Given exercise
Copy each line of the entries that contains the word "this".
————————
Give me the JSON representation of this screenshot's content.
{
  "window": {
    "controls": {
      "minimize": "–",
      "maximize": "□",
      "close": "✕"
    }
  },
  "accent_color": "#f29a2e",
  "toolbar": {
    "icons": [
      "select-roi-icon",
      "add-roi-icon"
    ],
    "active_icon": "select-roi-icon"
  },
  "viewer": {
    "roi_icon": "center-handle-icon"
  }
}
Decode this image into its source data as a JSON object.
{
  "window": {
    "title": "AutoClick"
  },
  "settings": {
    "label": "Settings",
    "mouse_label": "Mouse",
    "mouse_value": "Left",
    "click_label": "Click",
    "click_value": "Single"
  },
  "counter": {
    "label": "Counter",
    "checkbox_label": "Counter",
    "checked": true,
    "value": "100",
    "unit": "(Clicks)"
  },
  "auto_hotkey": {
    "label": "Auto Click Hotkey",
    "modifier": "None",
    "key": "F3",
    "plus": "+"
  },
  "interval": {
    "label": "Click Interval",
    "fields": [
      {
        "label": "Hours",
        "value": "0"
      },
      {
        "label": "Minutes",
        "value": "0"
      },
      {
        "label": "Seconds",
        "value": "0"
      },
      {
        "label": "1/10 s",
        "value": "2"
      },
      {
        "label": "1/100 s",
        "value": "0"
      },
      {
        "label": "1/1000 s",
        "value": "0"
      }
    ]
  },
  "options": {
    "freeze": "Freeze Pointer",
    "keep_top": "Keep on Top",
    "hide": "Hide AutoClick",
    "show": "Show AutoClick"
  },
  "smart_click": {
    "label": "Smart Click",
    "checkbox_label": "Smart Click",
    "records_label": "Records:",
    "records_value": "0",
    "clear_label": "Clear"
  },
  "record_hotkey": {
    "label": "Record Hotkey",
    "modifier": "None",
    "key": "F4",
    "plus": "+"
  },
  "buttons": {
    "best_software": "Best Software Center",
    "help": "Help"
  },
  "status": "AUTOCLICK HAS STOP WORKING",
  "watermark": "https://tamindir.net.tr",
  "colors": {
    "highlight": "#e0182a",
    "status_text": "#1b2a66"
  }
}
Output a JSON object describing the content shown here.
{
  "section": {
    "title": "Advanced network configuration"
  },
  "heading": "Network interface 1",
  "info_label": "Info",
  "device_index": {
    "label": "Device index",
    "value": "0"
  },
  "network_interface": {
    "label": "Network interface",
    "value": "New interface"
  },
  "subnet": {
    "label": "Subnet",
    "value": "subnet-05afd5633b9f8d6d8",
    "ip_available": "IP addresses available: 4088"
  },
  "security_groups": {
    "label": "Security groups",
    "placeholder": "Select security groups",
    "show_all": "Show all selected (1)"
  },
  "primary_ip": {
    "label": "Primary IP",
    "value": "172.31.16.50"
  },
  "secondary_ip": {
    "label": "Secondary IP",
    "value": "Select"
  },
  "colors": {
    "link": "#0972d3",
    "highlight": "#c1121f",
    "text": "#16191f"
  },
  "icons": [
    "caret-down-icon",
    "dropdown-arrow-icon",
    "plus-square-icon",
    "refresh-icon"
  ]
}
————————
Task result
Give me the JSON representation of this screenshot's content.
Decode this image into its source data as a JSON object.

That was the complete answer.